-- BEGIN --

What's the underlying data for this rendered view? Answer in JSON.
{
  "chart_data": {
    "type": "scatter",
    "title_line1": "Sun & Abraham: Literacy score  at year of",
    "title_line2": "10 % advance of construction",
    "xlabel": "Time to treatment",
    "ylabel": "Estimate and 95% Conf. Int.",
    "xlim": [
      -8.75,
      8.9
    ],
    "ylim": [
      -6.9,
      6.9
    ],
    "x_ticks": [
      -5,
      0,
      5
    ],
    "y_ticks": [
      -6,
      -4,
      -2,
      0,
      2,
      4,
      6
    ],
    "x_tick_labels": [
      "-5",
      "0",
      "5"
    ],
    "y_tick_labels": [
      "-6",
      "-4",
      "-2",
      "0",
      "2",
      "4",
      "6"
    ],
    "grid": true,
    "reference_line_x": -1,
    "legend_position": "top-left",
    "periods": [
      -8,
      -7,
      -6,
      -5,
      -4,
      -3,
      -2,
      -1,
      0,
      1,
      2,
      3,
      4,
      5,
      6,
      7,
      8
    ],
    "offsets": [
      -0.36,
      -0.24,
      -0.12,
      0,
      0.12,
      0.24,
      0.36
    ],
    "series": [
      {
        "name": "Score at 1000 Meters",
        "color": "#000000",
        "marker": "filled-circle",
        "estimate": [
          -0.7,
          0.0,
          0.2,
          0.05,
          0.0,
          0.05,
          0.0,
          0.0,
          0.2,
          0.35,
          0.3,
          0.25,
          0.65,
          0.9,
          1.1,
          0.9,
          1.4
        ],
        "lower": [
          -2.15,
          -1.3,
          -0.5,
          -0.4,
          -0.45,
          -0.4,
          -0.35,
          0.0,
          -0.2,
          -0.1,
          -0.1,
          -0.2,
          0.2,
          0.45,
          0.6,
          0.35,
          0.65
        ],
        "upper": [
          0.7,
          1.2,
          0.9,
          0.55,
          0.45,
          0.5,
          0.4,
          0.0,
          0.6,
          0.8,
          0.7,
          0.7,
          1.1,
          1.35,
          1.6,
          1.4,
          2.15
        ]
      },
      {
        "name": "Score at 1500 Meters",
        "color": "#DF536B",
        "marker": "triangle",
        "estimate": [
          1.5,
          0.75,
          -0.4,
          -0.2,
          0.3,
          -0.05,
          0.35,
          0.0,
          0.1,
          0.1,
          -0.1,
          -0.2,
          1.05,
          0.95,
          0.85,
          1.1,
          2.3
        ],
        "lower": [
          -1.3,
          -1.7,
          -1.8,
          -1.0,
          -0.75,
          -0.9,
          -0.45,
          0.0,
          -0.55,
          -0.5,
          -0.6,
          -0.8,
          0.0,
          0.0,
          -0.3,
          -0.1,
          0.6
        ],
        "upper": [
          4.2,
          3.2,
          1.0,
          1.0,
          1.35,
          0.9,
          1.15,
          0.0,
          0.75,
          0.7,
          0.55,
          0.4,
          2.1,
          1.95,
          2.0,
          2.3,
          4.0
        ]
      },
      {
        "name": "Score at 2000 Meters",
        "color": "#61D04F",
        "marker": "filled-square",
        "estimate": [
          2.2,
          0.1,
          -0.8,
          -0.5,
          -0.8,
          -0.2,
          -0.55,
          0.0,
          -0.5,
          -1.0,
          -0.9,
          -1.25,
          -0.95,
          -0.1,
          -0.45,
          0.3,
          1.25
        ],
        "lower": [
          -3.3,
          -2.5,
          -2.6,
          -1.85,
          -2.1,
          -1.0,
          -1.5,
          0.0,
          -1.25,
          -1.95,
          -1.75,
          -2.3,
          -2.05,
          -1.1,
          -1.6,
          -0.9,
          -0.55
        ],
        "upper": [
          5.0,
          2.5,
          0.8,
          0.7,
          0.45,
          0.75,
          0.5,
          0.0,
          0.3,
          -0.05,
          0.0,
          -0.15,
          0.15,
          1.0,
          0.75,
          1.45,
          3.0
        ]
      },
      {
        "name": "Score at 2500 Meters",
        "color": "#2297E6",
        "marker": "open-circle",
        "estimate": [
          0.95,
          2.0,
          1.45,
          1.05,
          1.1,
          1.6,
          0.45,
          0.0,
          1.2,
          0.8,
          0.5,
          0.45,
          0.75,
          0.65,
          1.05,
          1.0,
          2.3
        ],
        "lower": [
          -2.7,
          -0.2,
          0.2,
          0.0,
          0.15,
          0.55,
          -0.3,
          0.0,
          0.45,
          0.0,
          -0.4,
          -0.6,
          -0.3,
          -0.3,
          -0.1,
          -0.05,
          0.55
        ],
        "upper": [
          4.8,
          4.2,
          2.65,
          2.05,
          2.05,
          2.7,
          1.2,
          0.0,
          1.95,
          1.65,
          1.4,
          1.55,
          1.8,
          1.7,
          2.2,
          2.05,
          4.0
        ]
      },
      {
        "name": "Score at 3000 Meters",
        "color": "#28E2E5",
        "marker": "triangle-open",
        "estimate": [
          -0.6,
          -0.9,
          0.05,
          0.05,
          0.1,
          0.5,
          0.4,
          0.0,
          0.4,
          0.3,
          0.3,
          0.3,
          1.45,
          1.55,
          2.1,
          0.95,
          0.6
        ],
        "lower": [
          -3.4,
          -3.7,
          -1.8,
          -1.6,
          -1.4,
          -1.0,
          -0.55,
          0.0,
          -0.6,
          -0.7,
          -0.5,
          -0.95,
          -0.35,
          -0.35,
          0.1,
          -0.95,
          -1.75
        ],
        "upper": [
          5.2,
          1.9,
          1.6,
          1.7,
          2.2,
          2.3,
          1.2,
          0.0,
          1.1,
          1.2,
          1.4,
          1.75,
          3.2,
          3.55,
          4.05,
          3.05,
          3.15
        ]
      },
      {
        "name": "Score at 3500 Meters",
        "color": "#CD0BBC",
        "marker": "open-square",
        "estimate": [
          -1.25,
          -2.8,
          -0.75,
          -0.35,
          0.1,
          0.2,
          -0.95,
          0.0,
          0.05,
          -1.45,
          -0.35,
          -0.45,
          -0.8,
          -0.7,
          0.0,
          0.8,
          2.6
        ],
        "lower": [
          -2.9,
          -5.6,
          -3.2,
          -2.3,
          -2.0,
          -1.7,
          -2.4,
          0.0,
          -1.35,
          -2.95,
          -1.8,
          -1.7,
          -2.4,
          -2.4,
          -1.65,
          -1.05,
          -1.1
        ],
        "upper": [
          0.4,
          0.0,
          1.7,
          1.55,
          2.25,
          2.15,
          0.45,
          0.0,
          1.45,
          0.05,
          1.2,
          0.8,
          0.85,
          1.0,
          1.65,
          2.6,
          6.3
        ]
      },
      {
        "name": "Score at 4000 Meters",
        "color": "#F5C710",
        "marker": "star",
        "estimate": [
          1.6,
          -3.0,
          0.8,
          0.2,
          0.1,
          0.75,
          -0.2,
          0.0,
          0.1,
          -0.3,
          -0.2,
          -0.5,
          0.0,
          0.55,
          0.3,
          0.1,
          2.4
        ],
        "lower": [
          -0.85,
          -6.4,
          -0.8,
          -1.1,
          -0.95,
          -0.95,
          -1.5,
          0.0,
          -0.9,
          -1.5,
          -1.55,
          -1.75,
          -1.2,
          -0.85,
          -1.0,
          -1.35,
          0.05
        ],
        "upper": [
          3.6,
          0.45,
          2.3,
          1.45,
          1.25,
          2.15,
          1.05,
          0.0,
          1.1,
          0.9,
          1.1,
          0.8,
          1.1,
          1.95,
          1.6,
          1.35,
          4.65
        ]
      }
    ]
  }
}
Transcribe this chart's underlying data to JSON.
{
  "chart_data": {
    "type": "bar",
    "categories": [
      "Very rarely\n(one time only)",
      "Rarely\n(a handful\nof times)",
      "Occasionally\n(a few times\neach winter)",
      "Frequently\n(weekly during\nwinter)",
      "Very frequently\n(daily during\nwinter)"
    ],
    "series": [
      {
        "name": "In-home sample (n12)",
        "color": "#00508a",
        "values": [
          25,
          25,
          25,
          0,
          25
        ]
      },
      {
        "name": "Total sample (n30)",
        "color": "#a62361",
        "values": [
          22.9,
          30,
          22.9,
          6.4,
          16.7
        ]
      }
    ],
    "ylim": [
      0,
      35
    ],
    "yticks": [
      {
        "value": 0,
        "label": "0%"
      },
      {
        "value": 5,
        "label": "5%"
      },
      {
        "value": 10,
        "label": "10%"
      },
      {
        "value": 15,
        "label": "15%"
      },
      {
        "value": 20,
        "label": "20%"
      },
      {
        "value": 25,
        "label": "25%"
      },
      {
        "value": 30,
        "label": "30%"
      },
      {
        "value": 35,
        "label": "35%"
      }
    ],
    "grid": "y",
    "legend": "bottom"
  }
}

-- END --

### Aim
Quote, without any change, each line from the one that contains "Transcribe this chart's" through the end of the material.

### Response to the exercise
Transcribe this chart's underlying data to JSON.
{
  "chart_data": {
    "type": "bar",
    "categories": [
      "Very rarely\n(one time only)",
      "Rarely\n(a handful\nof times)",
      "Occasionally\n(a few times\neach winter)",
      "Frequently\n(weekly during\nwinter)",
      "Very frequently\n(daily during\nwinter)"
    ],
    "series": [
      {
        "name": "In-home sample (n12)",
        "color": "#00508a",
        "values": [
          25,
          25,
          25,
          0,
          25
        ]
      },
      {
        "name": "Total sample (n30)",
        "color": "#a62361",
        "values": [
          22.9,
          30,
          22.9,
          6.4,
          16.7
        ]
      }
    ],
    "ylim": [
      0,
      35
    ],
    "yticks": [
      {
        "value": 0,
        "label": "0%"
      },
      {
        "value": 5,
        "label": "5%"
      },
      {
        "value": 10,
        "label": "10%"
      },
      {
        "value": 15,
        "label": "15%"
      },
      {
        "value": 20,
        "label": "20%"
      },
      {
        "value": 25,
        "label": "25%"
      },
      {
        "value": 30,
        "label": "30%"
      },
      {
        "value": 35,
        "label": "35%"
      }
    ],
    "grid": "y",
    "legend": "bottom"
  }
}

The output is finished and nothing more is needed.